Recopiez tous les enregistrements en remplaçant partout "list-item" par "list-entry", sans rien changer d'autre.

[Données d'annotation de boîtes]
%%

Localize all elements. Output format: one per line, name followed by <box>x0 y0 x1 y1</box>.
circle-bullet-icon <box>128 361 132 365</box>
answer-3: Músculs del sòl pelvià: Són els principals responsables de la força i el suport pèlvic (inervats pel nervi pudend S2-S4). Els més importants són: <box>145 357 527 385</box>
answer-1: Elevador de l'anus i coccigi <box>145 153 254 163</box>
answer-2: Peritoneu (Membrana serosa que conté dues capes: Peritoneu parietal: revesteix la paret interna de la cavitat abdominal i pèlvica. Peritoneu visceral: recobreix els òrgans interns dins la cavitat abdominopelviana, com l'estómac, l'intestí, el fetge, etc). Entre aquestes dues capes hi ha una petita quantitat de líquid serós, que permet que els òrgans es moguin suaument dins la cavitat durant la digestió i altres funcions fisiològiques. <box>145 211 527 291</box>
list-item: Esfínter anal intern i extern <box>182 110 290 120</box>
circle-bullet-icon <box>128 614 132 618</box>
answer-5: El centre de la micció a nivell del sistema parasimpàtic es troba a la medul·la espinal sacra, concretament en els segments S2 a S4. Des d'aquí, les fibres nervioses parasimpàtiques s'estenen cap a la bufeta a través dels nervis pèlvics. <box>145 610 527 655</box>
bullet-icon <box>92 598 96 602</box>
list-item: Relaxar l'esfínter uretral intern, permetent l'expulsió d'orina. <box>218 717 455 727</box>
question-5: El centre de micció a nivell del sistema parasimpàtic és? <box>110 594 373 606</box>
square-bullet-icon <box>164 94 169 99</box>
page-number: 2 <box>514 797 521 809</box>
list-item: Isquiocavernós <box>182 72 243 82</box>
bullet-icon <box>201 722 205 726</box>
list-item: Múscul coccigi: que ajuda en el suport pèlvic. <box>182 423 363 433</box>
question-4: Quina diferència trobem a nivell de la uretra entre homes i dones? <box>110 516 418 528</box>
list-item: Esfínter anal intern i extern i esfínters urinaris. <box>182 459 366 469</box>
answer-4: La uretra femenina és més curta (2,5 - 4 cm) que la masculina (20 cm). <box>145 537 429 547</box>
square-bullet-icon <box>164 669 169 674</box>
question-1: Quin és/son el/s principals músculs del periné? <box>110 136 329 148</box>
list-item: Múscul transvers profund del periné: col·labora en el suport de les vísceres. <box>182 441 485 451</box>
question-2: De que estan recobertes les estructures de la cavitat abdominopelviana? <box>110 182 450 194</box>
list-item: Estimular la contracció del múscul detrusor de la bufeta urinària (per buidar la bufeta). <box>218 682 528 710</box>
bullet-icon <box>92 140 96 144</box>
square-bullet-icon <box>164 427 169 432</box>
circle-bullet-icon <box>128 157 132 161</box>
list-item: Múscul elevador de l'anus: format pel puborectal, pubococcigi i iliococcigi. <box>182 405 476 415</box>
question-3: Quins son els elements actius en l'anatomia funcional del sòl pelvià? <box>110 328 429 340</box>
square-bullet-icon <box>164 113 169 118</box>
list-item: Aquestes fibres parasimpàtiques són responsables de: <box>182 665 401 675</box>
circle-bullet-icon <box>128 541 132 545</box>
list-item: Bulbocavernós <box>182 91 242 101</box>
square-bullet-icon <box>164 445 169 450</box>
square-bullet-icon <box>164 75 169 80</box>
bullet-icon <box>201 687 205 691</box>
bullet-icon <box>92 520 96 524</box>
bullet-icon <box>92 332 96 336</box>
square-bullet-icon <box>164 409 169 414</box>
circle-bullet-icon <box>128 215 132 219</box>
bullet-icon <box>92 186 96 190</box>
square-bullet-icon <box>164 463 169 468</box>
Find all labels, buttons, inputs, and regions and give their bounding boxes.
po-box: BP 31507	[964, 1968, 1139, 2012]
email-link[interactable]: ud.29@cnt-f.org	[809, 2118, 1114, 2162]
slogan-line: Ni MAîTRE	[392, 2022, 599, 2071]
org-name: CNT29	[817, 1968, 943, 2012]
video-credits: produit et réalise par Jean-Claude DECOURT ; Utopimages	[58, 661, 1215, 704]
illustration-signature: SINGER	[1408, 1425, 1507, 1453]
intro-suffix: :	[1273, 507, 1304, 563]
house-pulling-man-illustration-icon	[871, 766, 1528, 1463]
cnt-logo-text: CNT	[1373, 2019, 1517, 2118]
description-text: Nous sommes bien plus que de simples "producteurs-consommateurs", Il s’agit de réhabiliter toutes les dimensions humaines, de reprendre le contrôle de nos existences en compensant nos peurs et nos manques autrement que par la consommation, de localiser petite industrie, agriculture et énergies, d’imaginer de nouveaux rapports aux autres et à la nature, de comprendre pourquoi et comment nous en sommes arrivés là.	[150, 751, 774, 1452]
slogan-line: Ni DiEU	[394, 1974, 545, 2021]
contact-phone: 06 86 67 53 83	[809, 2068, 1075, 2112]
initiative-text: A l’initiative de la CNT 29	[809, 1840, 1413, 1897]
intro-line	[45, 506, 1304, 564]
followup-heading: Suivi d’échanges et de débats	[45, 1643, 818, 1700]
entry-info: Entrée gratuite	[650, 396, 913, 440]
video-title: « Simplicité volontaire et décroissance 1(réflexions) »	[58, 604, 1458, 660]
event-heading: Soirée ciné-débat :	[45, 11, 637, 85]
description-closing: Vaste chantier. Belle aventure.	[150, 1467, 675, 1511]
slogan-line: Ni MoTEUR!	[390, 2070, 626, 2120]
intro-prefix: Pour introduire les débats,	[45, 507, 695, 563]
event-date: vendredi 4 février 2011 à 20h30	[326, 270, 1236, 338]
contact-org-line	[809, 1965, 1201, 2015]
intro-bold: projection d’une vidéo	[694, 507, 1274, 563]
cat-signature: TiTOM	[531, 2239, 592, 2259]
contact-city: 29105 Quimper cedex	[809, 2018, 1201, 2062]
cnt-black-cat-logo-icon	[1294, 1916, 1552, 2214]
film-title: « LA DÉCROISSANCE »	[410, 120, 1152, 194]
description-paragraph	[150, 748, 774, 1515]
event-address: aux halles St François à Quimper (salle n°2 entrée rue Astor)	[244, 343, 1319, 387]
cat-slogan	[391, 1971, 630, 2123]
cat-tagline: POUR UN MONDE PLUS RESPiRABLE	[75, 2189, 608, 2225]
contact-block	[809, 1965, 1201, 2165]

%%

RÉSULTAT ATTENDU:
Localize all elements. Output format: one per line, name followed by <box>x0 y0 x1 y1</box>.
circle-bullet-icon <box>128 361 132 365</box>
answer-3: Músculs del sòl pelvià: Són els principals responsables de la força i el suport pèlvic (inervats pel nervi pudend S2-S4). Els més importants són: <box>145 357 527 385</box>
answer-1: Elevador de l'anus i coccigi <box>145 153 254 163</box>
answer-2: Peritoneu (Membrana serosa que conté dues capes: Peritoneu parietal: revesteix la paret interna de la cavitat abdominal i pèlvica. Peritoneu visceral: recobreix els òrgans interns dins la cavitat abdominopelviana, com l'estómac, l'intestí, el fetge, etc). Entre aquestes dues capes hi ha una petita quantitat de líquid serós, que permet que els òrgans es moguin suaument dins la cavitat durant la digestió i altres funcions fisiològiques. <box>145 211 527 291</box>
list-entry: Esfínter anal intern i extern <box>182 110 290 120</box>
circle-bullet-icon <box>128 614 132 618</box>
answer-5: El centre de la micció a nivell del sistema parasimpàtic es troba a la medul·la espinal sacra, concretament en els segments S2 a S4. Des d'aquí, les fibres nervioses parasimpàtiques s'estenen cap a la bufeta a través dels nervis pèlvics. <box>145 610 527 655</box>
bullet-icon <box>92 598 96 602</box>
list-entry: Relaxar l'esfínter uretral intern, permetent l'expulsió d'orina. <box>218 717 455 727</box>
question-5: El centre de micció a nivell del sistema parasimpàtic és? <box>110 594 373 606</box>
square-bullet-icon <box>164 94 169 99</box>
page-number: 2 <box>514 797 521 809</box>
list-entry: Isquiocavernós <box>182 72 243 82</box>
bullet-icon <box>201 722 205 726</box>
list-entry: Múscul coccigi: que ajuda en el suport pèlvic. <box>182 423 363 433</box>
question-4: Quina diferència trobem a nivell de la uretra entre homes i dones? <box>110 516 418 528</box>
list-entry: Esfínter anal intern i extern i esfínters urinaris. <box>182 459 366 469</box>
answer-4: La uretra femenina és més curta (2,5 - 4 cm) que la masculina (20 cm). <box>145 537 429 547</box>
square-bullet-icon <box>164 669 169 674</box>
question-1: Quin és/son el/s principals músculs del periné? <box>110 136 329 148</box>
list-entry: Múscul transvers profund del periné: col·labora en el suport de les vísceres. <box>182 441 485 451</box>
question-2: De que estan recobertes les estructures de la cavitat abdominopelviana? <box>110 182 450 194</box>
list-entry: Estimular la contracció del múscul detrusor de la bufeta urinària (per buidar la bufeta). <box>218 682 528 710</box>
bullet-icon <box>92 140 96 144</box>
square-bullet-icon <box>164 427 169 432</box>
circle-bullet-icon <box>128 157 132 161</box>
list-entry: Múscul elevador de l'anus: format pel puborectal, pubococcigi i iliococcigi. <box>182 405 476 415</box>
question-3: Quins son els elements actius en l'anatomia funcional del sòl pelvià? <box>110 328 429 340</box>
square-bullet-icon <box>164 113 169 118</box>
list-entry: Aquestes fibres parasimpàtiques són responsables de: <box>182 665 401 675</box>
circle-bullet-icon <box>128 541 132 545</box>
list-entry: Bulbocavernós <box>182 91 242 101</box>
square-bullet-icon <box>164 445 169 450</box>
square-bullet-icon <box>164 75 169 80</box>
bullet-icon <box>201 687 205 691</box>
bullet-icon <box>92 520 96 524</box>
bullet-icon <box>92 332 96 336</box>
square-bullet-icon <box>164 409 169 414</box>
circle-bullet-icon <box>128 215 132 219</box>
bullet-icon <box>92 186 96 190</box>
square-bullet-icon <box>164 463 169 468</box>
Find all labels, buttons, inputs, and regions and give their bounding boxes.
po-box: BP 31507	[964, 1968, 1139, 2012]
email-link[interactable]: ud.29@cnt-f.org	[809, 2118, 1114, 2162]
slogan-line: Ni MAîTRE	[392, 2022, 599, 2071]
org-name: CNT29	[817, 1968, 943, 2012]
video-credits: produit et réalise par Jean-Claude DECOURT ; Utopimages	[58, 661, 1215, 704]
illustration-signature: SINGER	[1408, 1425, 1507, 1453]
intro-suffix: :	[1273, 507, 1304, 563]
house-pulling-man-illustration-icon	[871, 766, 1528, 1463]
cnt-logo-text: CNT	[1373, 2019, 1517, 2118]
description-text: Nous sommes bien plus que de simples "producteurs-consommateurs", Il s’agit de réhabiliter toutes les dimensions humaines, de reprendre le contrôle de nos existences en compensant nos peurs et nos manques autrement que par la consommation, de localiser petite industrie, agriculture et énergies, d’imaginer de nouveaux rapports aux autres et à la nature, de comprendre pourquoi et comment nous en sommes arrivés là.	[150, 751, 774, 1452]
slogan-line: Ni DiEU	[394, 1974, 545, 2021]
contact-phone: 06 86 67 53 83	[809, 2068, 1075, 2112]
initiative-text: A l’initiative de la CNT 29	[809, 1840, 1413, 1897]
intro-line	[45, 506, 1304, 564]
followup-heading: Suivi d’échanges et de débats	[45, 1643, 818, 1700]
entry-info: Entrée gratuite	[650, 396, 913, 440]
video-title: « Simplicité volontaire et décroissance 1(réflexions) »	[58, 604, 1458, 660]
event-heading: Soirée ciné-débat :	[45, 11, 637, 85]
description-closing: Vaste chantier. Belle aventure.	[150, 1467, 675, 1511]
slogan-line: Ni MoTEUR!	[390, 2070, 626, 2120]
intro-prefix: Pour introduire les débats,	[45, 507, 695, 563]
event-date: vendredi 4 février 2011 à 20h30	[326, 270, 1236, 338]
contact-org-line	[809, 1965, 1201, 2015]
intro-bold: projection d’une vidéo	[694, 507, 1274, 563]
cat-signature: TiTOM	[531, 2239, 592, 2259]
contact-city: 29105 Quimper cedex	[809, 2018, 1201, 2062]
cnt-black-cat-logo-icon	[1294, 1916, 1552, 2214]
film-title: « LA DÉCROISSANCE »	[410, 120, 1152, 194]
description-paragraph	[150, 748, 774, 1515]
event-address: aux halles St François à Quimper (salle n°2 entrée rue Astor)	[244, 343, 1319, 387]
cat-slogan	[391, 1971, 630, 2123]
cat-tagline: POUR UN MONDE PLUS RESPiRABLE	[75, 2189, 608, 2225]
contact-block	[809, 1965, 1201, 2165]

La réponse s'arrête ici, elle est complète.